*DIRECTION:*
Faithfully return all lines, omitting every embedded picture.

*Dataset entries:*
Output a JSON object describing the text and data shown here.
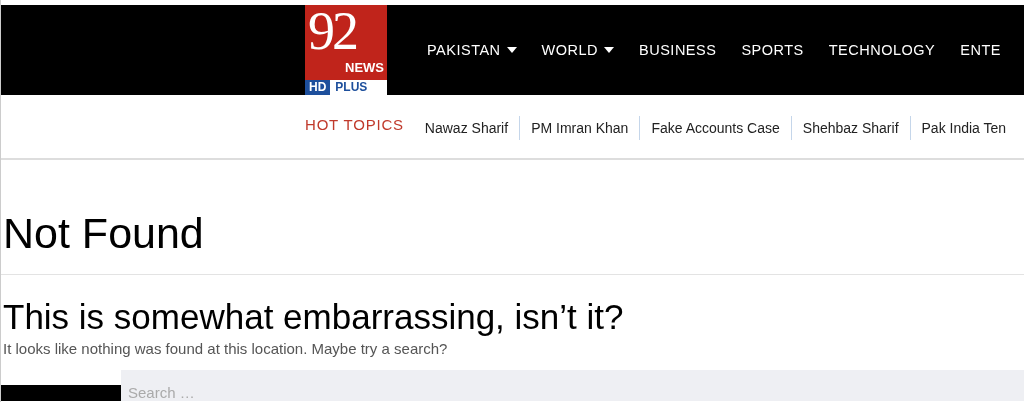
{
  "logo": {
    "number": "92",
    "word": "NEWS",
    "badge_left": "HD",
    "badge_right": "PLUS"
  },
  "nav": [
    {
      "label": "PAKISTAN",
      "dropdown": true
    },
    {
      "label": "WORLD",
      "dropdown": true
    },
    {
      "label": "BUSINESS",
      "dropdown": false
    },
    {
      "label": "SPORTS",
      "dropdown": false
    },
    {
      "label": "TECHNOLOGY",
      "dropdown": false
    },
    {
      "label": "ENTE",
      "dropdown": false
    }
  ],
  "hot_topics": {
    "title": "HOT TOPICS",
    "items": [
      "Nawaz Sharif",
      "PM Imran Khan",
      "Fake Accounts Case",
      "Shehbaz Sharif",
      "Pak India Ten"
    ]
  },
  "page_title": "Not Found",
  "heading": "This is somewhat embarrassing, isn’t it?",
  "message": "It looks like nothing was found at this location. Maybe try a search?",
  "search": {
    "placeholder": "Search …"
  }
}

*SOLUTION FOR THIS PROBLEM:*
Output a JSON object describing the text and data shown here.
{
  "logo": {
    "number": "92",
    "word": "NEWS",
    "badge_left": "HD",
    "badge_right": "PLUS"
  },
  "nav": [
    {
      "label": "PAKISTAN",
      "dropdown": true
    },
    {
      "label": "WORLD",
      "dropdown": true
    },
    {
      "label": "BUSINESS",
      "dropdown": false
    },
    {
      "label": "SPORTS",
      "dropdown": false
    },
    {
      "label": "TECHNOLOGY",
      "dropdown": false
    },
    {
      "label": "ENTE",
      "dropdown": false
    }
  ],
  "hot_topics": {
    "title": "HOT TOPICS",
    "items": [
      "Nawaz Sharif",
      "PM Imran Khan",
      "Fake Accounts Case",
      "Shehbaz Sharif",
      "Pak India Ten"
    ]
  },
  "page_title": "Not Found",
  "heading": "This is somewhat embarrassing, isn’t it?",
  "message": "It looks like nothing was found at this location. Maybe try a search?",
  "search": {
    "placeholder": "Search …"
  }
}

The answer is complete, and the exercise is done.